Stored items:
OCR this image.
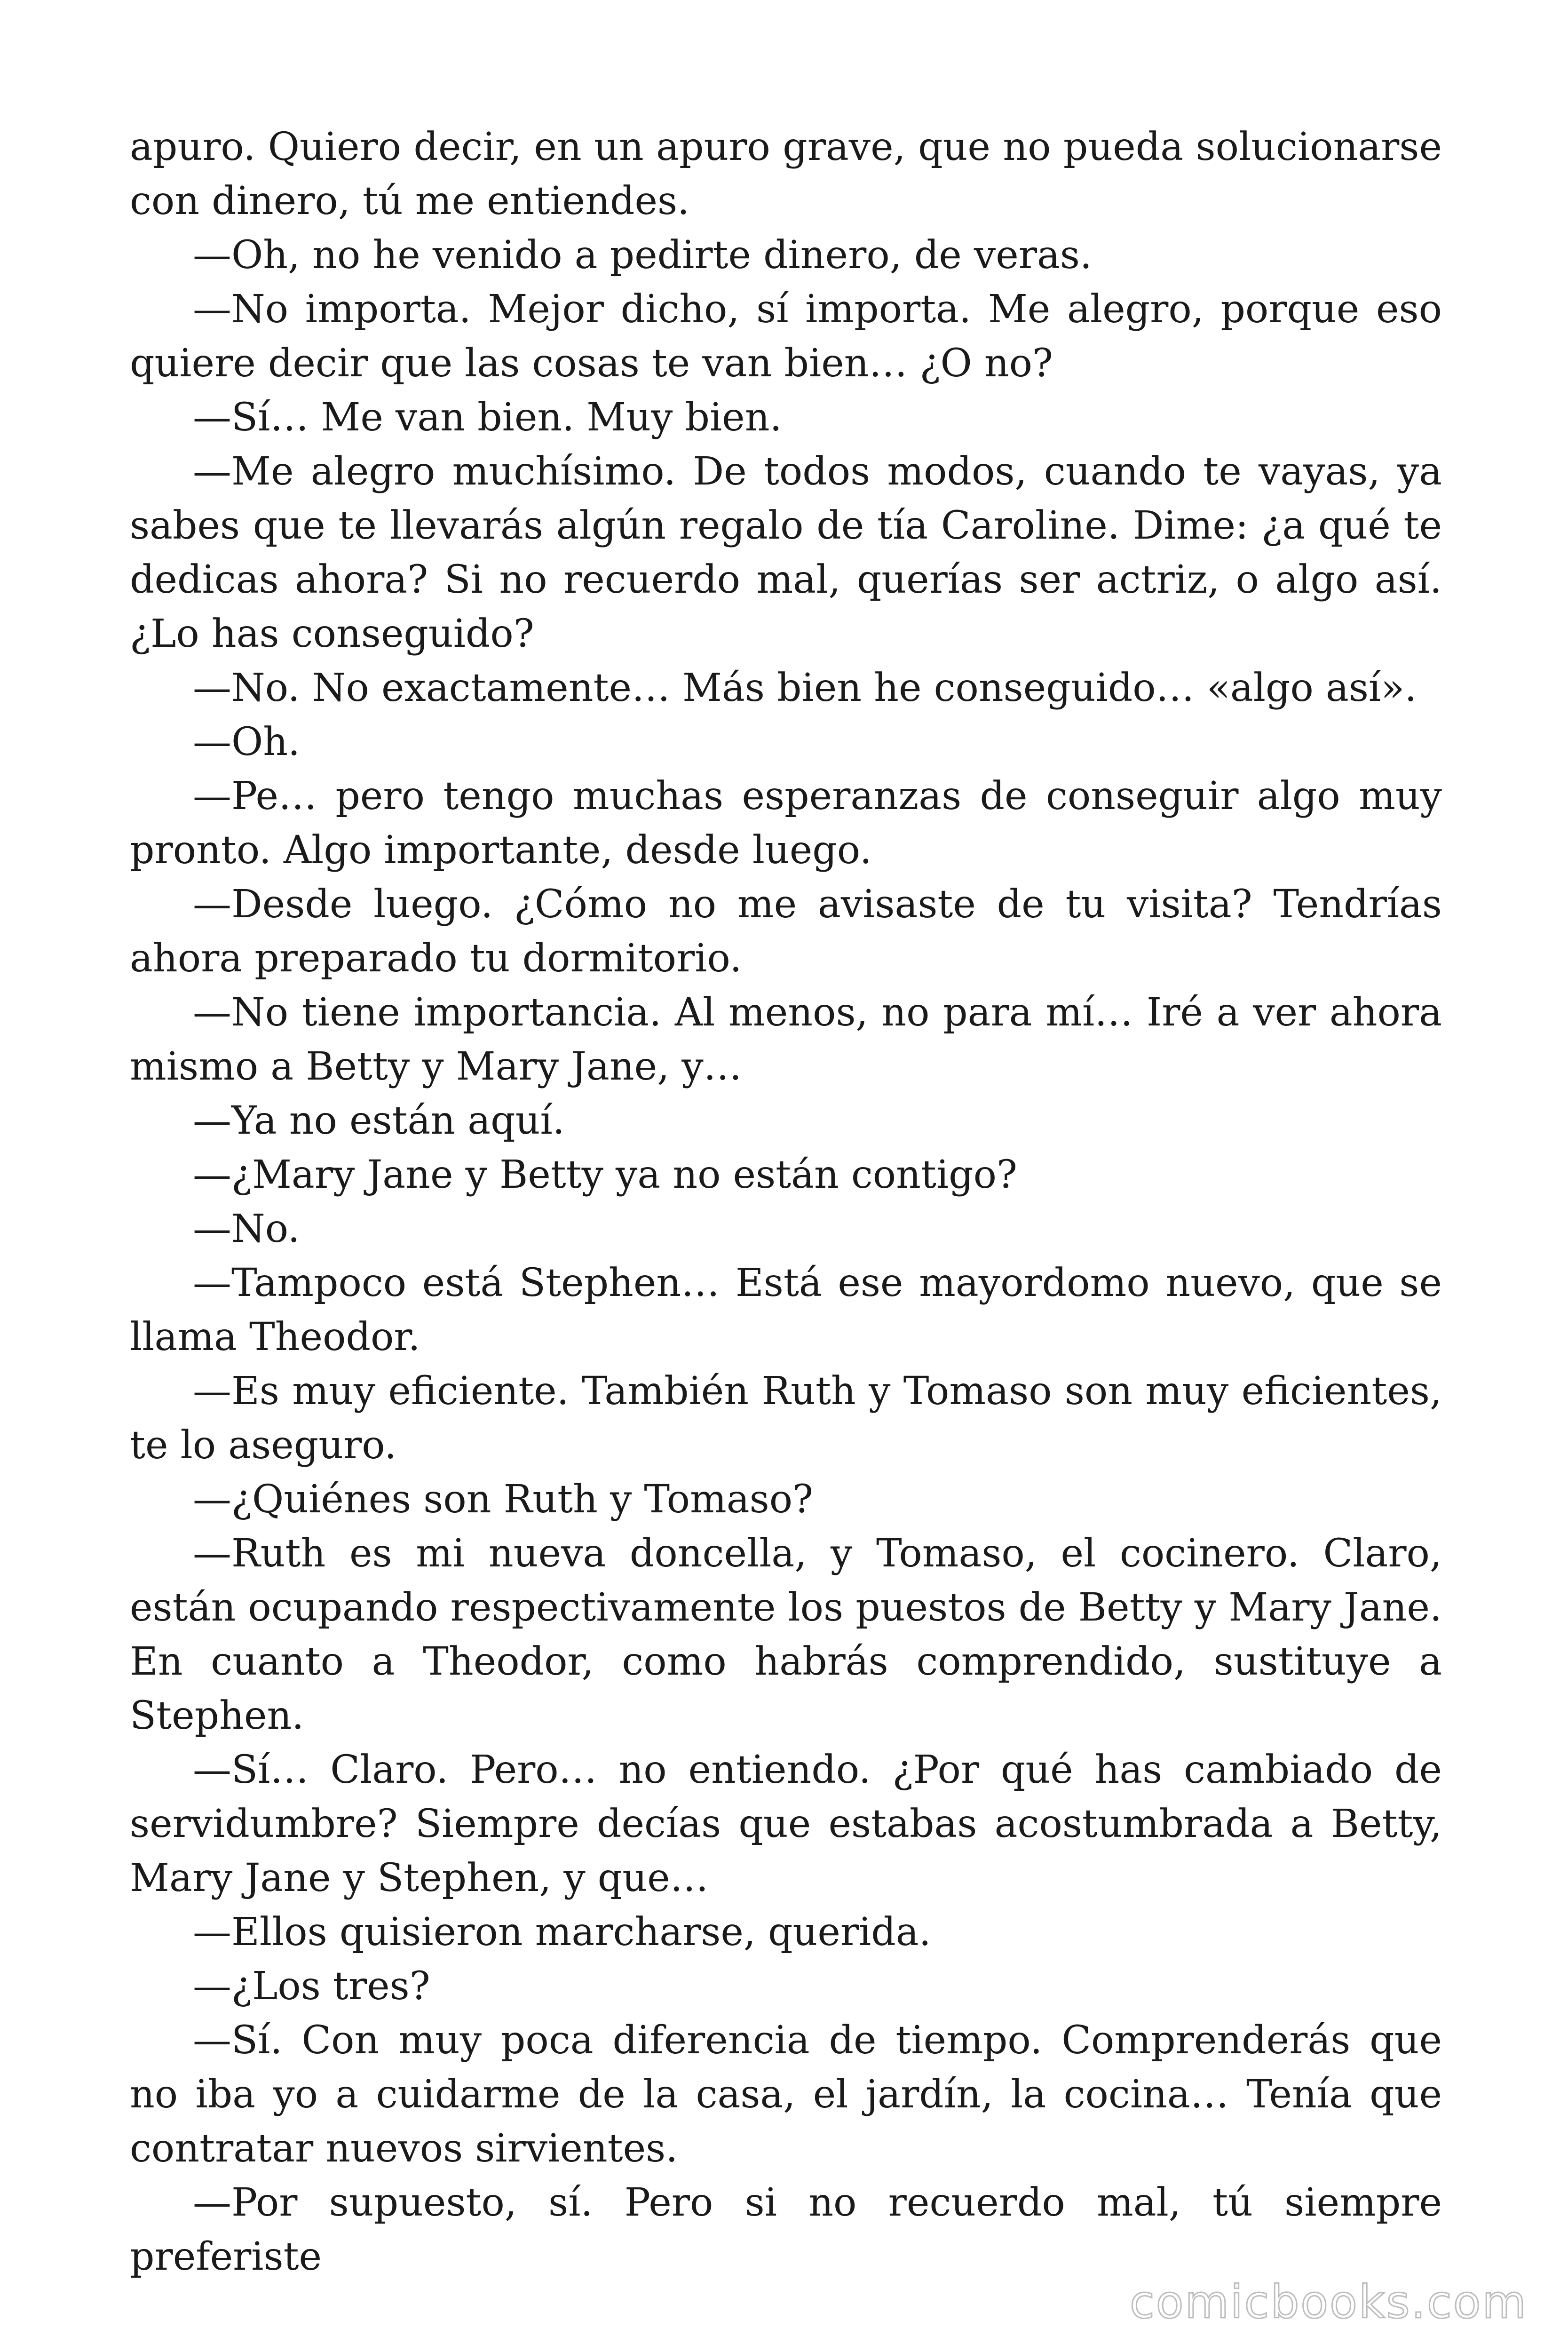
apuro. Quiero decir, en un apuro grave, que no pueda solucionarse con dinero, tú me entiendes.

—Oh, no he venido a pedirte dinero, de veras.

—No importa. Mejor dicho, sí importa. Me alegro, porque eso quiere decir que las cosas te van bien… ¿O no?

—Sí… Me van bien. Muy bien.

—Me alegro muchísimo. De todos modos, cuando te vayas, ya sabes que te llevarás algún regalo de tía Caroline. Dime: ¿a qué te dedicas ahora? Si no recuerdo mal, querías ser actriz, o algo así. ¿Lo has conseguido?

—No. No exactamente… Más bien he conseguido… «algo así».

—Oh.

—Pe… pero tengo muchas esperanzas de conseguir algo muy pronto. Algo importante, desde luego.

—Desde luego. ¿Cómo no me avisaste de tu visita? Tendrías ahora preparado tu dormitorio.

—No tiene importancia. Al menos, no para mí… Iré a ver ahora mismo a Betty y Mary Jane, y…

—Ya no están aquí.

—¿Mary Jane y Betty ya no están contigo?

—No.

—Tampoco está Stephen… Está ese mayordomo nuevo, que se llama Theodor.

—Es muy eficiente. También Ruth y Tomaso son muy eficientes, te lo aseguro.

—¿Quiénes son Ruth y Tomaso?

—Ruth es mi nueva doncella, y Tomaso, el cocinero. Claro, están ocupando respectivamente los puestos de Betty y Mary Jane. En cuanto a Theodor, como habrás comprendido, sustituye a Stephen.

—Sí… Claro. Pero… no entiendo. ¿Por qué has cambiado de servidumbre? Siempre decías que estabas acostumbrada a Betty, Mary Jane y Stephen, y que…

—Ellos quisieron marcharse, querida.

—¿Los tres?

—Sí. Con muy poca diferencia de tiempo. Comprenderás que no iba yo a cuidarme de la casa, el jardín, la cocina… Tenía que contratar nuevos sirvientes.

—Por supuesto, sí. Pero si no recuerdo mal, tú siempre preferiste

comicbooks.com
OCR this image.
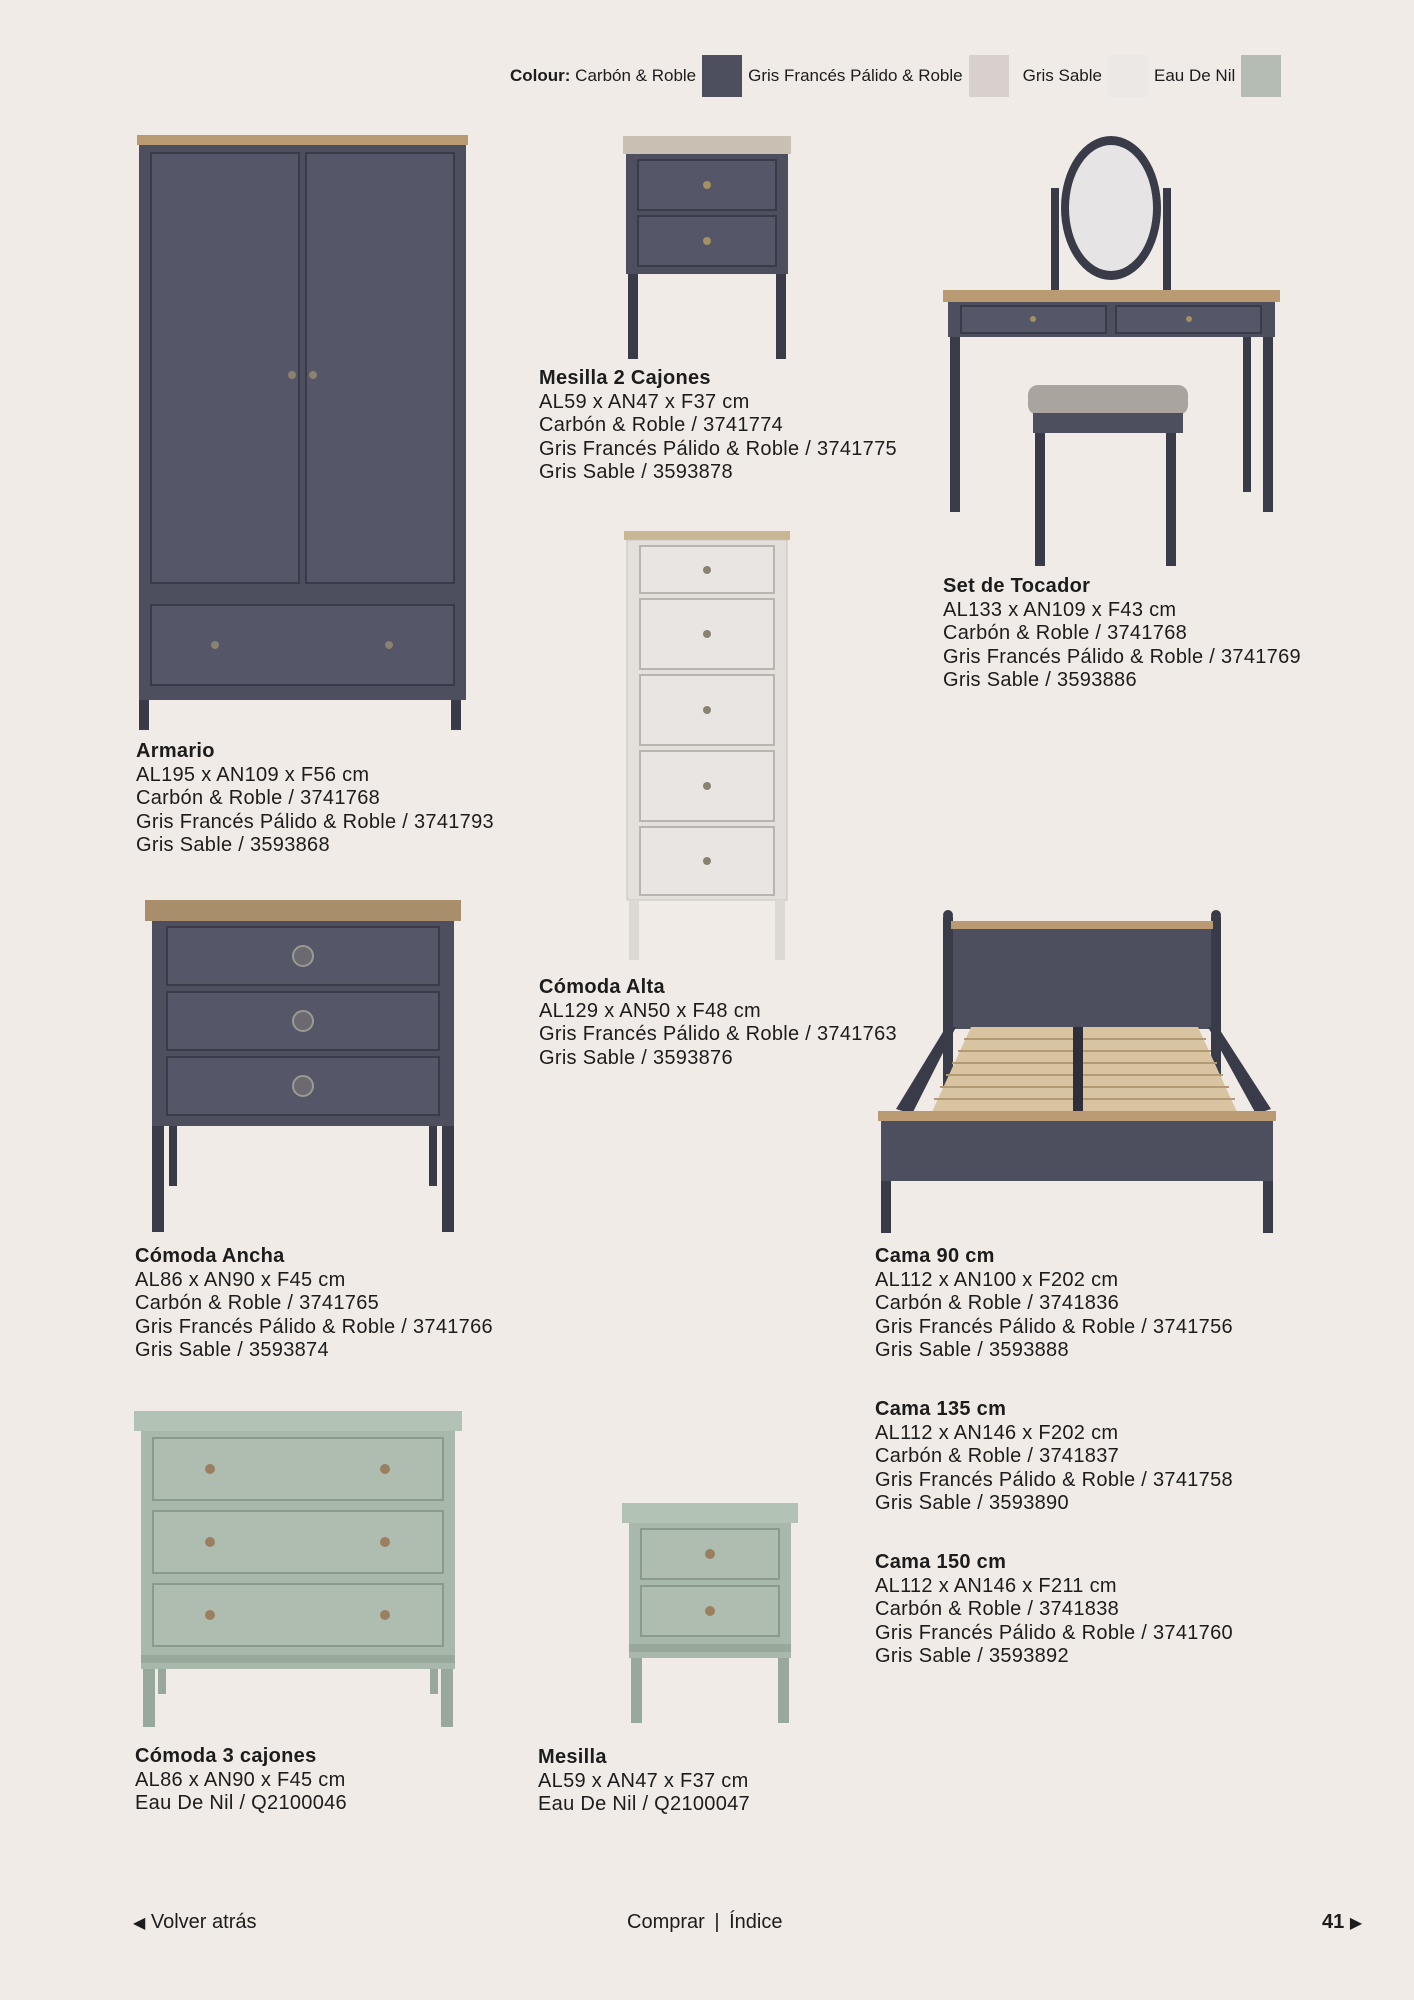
Colour: Carbón & Roble	Gris Francés Pálido & Roble	Gris Sable	Eau De Nil
Armario
AL195 x AN109 x F56 cm
Carbón & Roble / 3741768
Gris Francés Pálido & Roble / 3741793
Gris Sable / 3593868
Mesilla 2 Cajones
AL59 x AN47 x F37 cm
Carbón & Roble / 3741774
Gris Francés Pálido & Roble / 3741775
Gris Sable / 3593878
Set de Tocador
AL133 x AN109 x F43 cm
Carbón & Roble / 3741768
Gris Francés Pálido & Roble / 3741769
Gris Sable / 3593886
Cómoda Alta
AL129 x AN50 x F48 cm
Gris Francés Pálido & Roble / 3741763
Gris Sable / 3593876
Cómoda Ancha
AL86 x AN90 x F45 cm
Carbón & Roble / 3741765
Gris Francés Pálido & Roble / 3741766
Gris Sable / 3593874
Cama 90 cm
AL112 x AN100 x F202 cm
Carbón & Roble / 3741836
Gris Francés Pálido & Roble / 3741756
Gris Sable / 3593888
Cama 135 cm
AL112 x AN146 x F202 cm
Carbón & Roble / 3741837
Gris Francés Pálido & Roble / 3741758
Gris Sable / 3593890
Cama 150 cm
AL112 x AN146 x F211 cm
Carbón & Roble / 3741838
Gris Francés Pálido & Roble / 3741760
Gris Sable / 3593892
Cómoda 3 cajones
AL86 x AN90 x F45 cm
Eau De Nil / Q2100046
Mesilla
AL59 x AN47 x F37 cm
Eau De Nil / Q2100047
◀ Volver atrás	Comprar | Índice	41 ▶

STATED PROBLEM: Filter for "dinero". Return all lines that hold it.

THE REPLY:
apuro. Quiero decir, en un apuro grave, que no pueda solucionarse con dinero, tú me entiendes.
—Oh, no he venido a pedirte dinero, de veras.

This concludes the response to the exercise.